*What is expected*. Find and copy every line in the records that includes the string "sample".

*Exercise inputs*.
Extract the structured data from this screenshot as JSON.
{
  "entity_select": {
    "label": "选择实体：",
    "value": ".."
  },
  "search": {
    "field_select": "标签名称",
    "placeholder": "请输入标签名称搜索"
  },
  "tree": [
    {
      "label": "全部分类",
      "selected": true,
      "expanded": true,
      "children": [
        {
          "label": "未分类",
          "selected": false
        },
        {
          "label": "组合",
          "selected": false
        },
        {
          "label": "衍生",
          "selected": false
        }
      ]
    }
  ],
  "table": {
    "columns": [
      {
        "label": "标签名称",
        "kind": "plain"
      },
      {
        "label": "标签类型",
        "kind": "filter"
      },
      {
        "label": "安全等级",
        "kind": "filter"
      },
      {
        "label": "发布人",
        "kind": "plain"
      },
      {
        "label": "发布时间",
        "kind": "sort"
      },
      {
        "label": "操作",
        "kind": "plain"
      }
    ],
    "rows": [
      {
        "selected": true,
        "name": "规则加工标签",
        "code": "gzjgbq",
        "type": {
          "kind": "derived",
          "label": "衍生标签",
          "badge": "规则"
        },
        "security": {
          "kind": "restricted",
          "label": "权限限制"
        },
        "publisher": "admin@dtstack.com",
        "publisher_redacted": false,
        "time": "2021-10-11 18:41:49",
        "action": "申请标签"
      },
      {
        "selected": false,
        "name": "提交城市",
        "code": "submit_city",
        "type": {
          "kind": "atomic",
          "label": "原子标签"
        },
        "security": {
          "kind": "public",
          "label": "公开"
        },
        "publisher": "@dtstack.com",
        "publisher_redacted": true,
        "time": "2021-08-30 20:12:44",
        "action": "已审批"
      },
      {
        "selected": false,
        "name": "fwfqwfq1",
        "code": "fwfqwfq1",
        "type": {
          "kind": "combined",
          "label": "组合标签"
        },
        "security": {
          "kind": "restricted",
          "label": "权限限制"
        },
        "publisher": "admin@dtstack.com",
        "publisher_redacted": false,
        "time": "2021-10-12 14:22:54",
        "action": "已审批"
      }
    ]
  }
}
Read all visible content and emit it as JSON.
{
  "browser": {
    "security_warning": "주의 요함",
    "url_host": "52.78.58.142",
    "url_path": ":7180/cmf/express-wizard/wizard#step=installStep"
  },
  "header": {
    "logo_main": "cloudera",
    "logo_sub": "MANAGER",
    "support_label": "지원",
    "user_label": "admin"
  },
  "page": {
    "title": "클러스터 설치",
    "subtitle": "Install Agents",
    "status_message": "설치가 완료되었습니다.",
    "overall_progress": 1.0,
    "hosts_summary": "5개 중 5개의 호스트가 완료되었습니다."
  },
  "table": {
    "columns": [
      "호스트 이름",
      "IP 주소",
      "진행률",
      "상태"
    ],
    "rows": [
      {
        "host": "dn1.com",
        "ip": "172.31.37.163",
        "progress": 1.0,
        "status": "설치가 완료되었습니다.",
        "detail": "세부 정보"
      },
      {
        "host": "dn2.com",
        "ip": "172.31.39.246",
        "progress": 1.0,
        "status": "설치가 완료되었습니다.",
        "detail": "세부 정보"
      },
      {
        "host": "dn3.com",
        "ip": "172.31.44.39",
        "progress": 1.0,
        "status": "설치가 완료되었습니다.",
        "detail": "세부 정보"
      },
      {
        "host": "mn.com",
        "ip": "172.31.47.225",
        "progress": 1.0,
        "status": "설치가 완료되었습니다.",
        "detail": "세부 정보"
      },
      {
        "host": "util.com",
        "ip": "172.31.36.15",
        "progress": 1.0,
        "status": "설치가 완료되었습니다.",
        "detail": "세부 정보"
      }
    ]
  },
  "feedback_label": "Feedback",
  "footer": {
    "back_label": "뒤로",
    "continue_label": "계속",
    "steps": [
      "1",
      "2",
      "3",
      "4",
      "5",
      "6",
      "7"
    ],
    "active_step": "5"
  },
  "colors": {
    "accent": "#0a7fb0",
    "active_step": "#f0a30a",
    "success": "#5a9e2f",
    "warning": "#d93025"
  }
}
==
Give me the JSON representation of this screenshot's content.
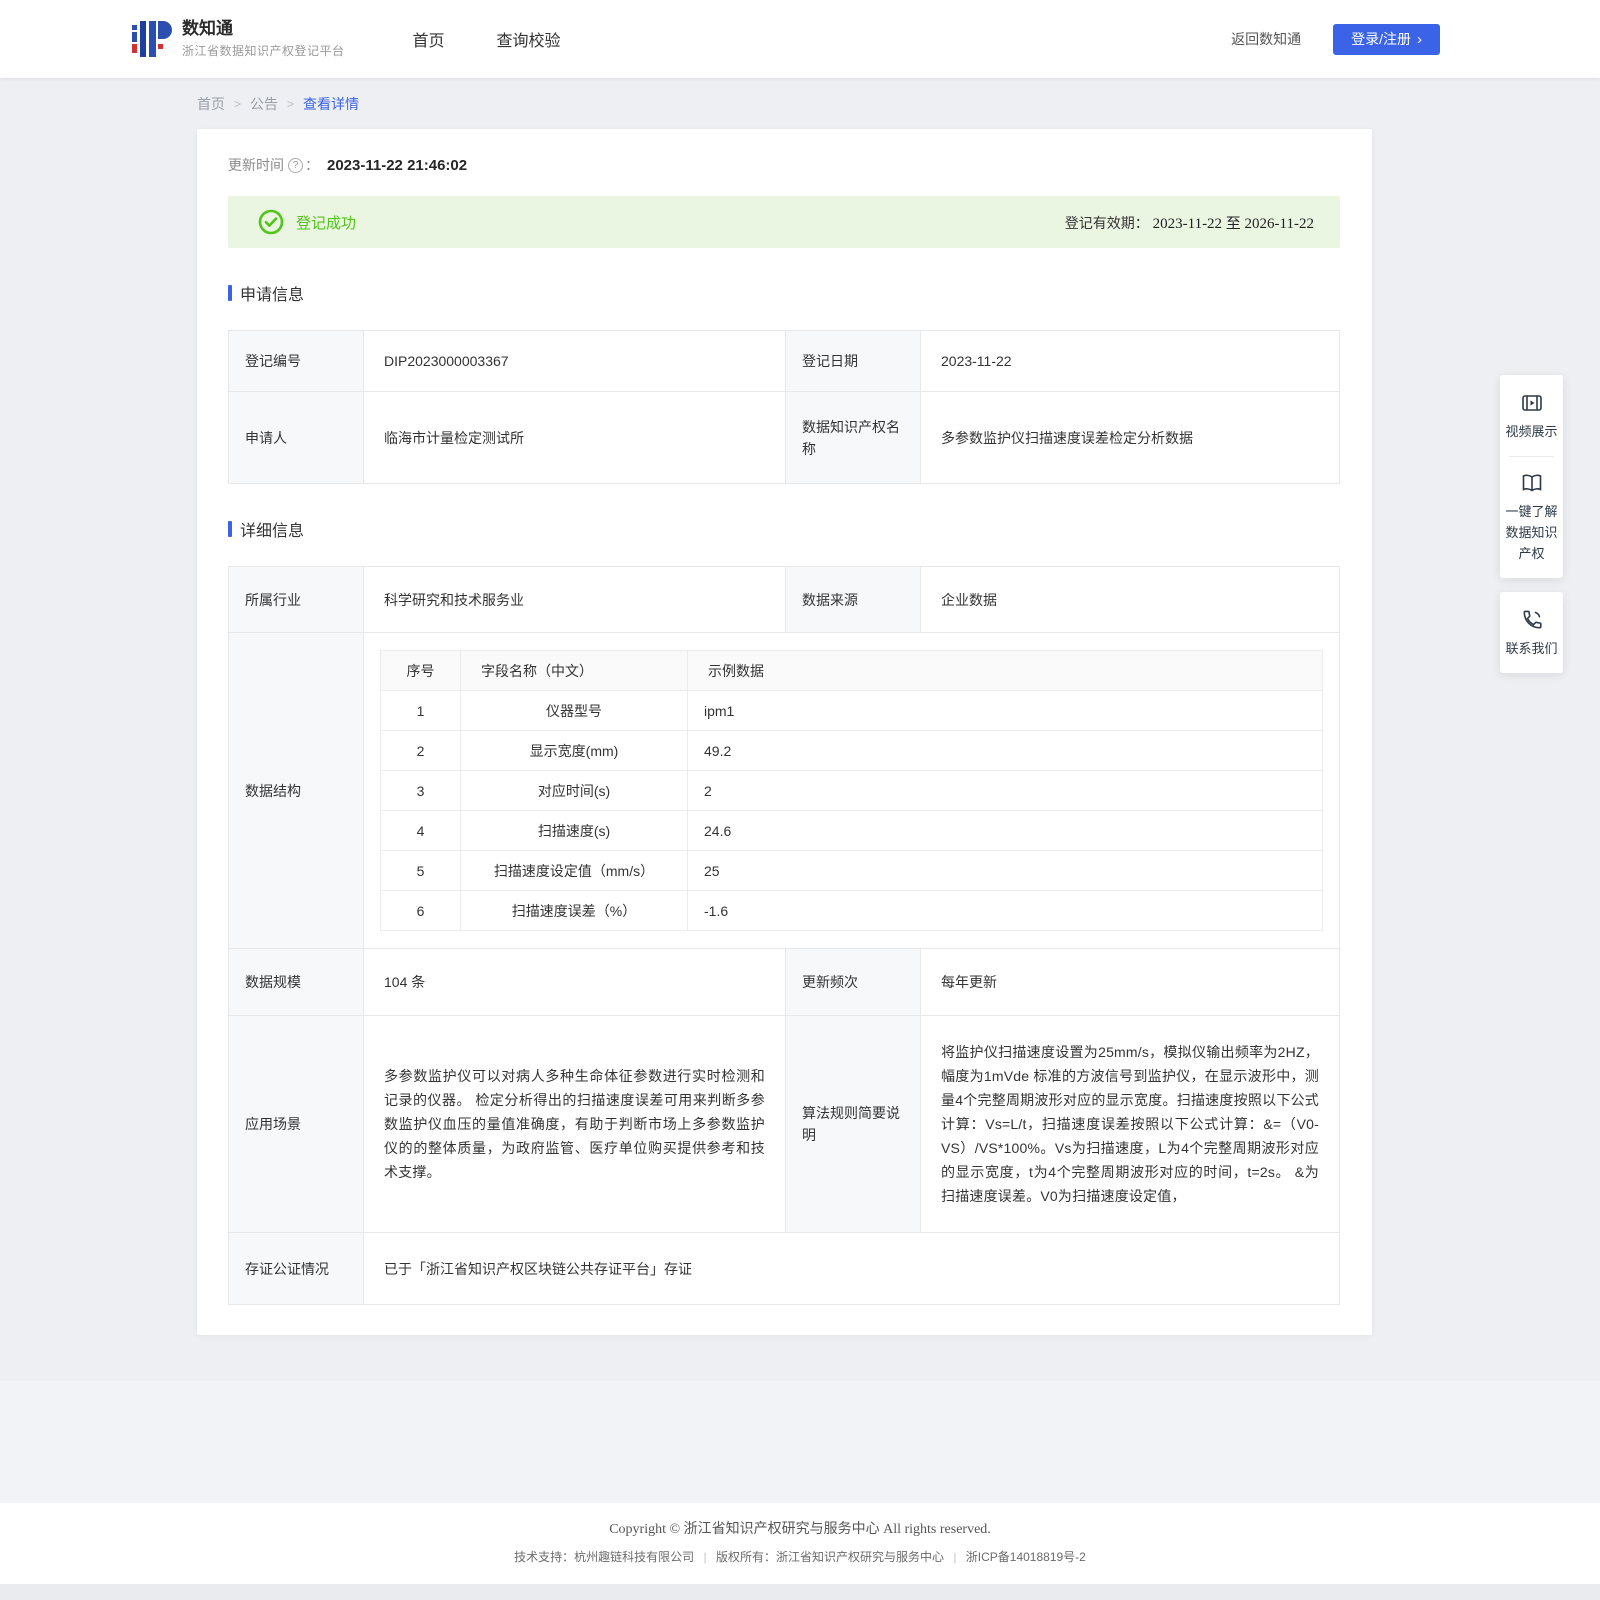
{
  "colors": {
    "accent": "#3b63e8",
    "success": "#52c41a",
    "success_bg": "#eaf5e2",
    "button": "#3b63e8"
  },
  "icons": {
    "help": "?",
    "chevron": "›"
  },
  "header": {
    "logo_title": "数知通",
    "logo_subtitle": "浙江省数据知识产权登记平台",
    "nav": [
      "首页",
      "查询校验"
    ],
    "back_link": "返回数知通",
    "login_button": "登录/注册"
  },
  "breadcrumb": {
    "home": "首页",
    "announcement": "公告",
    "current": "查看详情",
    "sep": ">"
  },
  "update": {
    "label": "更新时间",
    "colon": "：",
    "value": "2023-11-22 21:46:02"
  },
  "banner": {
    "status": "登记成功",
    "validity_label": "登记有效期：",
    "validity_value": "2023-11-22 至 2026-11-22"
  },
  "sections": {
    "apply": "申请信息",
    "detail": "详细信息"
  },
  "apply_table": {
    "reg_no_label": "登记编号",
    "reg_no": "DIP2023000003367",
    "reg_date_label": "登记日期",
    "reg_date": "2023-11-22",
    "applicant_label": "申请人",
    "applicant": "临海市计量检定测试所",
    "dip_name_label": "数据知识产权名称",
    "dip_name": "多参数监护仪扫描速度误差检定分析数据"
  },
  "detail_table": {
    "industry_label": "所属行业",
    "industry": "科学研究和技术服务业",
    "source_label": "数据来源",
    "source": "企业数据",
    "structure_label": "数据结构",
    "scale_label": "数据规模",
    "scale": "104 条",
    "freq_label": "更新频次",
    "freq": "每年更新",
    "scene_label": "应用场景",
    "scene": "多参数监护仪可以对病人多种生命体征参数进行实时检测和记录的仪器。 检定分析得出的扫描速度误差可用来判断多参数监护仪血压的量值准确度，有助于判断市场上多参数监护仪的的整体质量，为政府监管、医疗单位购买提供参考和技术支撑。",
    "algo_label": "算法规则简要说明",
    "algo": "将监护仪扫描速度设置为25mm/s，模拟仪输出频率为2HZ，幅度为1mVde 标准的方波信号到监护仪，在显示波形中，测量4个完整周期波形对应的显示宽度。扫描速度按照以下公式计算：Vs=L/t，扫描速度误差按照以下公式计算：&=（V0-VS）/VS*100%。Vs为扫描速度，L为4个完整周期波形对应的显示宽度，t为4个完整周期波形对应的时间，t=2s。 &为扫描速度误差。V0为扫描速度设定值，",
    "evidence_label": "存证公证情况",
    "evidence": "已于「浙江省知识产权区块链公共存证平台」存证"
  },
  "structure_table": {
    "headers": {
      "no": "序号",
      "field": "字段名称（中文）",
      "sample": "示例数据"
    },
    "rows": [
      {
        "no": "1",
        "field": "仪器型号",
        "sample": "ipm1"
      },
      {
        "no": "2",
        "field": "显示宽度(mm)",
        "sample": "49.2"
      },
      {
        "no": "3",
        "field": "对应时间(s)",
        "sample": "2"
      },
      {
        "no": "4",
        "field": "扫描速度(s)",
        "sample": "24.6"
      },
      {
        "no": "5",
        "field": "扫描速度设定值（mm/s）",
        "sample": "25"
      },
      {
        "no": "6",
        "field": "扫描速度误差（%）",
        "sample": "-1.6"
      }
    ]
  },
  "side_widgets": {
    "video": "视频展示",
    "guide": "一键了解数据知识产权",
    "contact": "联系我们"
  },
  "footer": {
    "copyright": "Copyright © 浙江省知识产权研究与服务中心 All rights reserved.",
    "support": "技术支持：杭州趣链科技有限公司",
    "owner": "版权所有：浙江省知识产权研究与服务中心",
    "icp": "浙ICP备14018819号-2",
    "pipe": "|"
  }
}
...
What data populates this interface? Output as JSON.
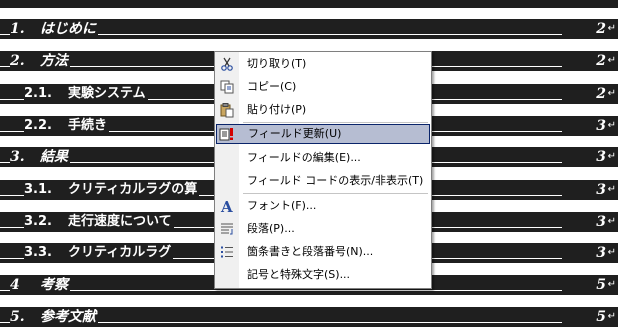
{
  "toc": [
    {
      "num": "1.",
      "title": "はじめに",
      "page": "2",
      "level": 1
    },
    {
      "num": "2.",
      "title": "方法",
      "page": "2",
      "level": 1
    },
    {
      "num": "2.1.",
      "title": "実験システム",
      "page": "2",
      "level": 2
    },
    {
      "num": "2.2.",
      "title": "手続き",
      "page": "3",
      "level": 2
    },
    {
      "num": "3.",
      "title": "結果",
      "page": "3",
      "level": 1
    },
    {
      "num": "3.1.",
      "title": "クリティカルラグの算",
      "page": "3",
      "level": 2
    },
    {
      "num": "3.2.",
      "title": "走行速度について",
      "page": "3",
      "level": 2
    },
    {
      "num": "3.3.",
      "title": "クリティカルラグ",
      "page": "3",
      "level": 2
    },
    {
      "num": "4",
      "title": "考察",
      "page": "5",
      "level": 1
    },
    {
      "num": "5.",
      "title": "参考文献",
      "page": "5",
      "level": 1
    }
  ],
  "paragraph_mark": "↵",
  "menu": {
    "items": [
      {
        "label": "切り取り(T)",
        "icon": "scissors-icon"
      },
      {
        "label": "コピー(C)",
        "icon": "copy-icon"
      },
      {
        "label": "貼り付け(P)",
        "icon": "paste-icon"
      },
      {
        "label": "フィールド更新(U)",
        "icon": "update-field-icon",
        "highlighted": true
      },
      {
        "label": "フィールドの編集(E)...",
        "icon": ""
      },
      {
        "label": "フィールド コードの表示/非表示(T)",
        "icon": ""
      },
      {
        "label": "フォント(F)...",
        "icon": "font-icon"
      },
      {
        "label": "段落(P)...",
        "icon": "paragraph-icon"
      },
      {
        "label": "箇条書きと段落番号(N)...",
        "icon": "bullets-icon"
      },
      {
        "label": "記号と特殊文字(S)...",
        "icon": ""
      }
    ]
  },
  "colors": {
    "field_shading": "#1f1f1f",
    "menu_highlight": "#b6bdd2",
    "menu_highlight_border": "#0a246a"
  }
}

*Written answer*.
      "sample": "示例数据"
        "sample": "ipm1"
        "sample": "49.2"
        "sample": "2"
        "sample": "24.6"
        "sample": "25"
        "sample": "-1.6"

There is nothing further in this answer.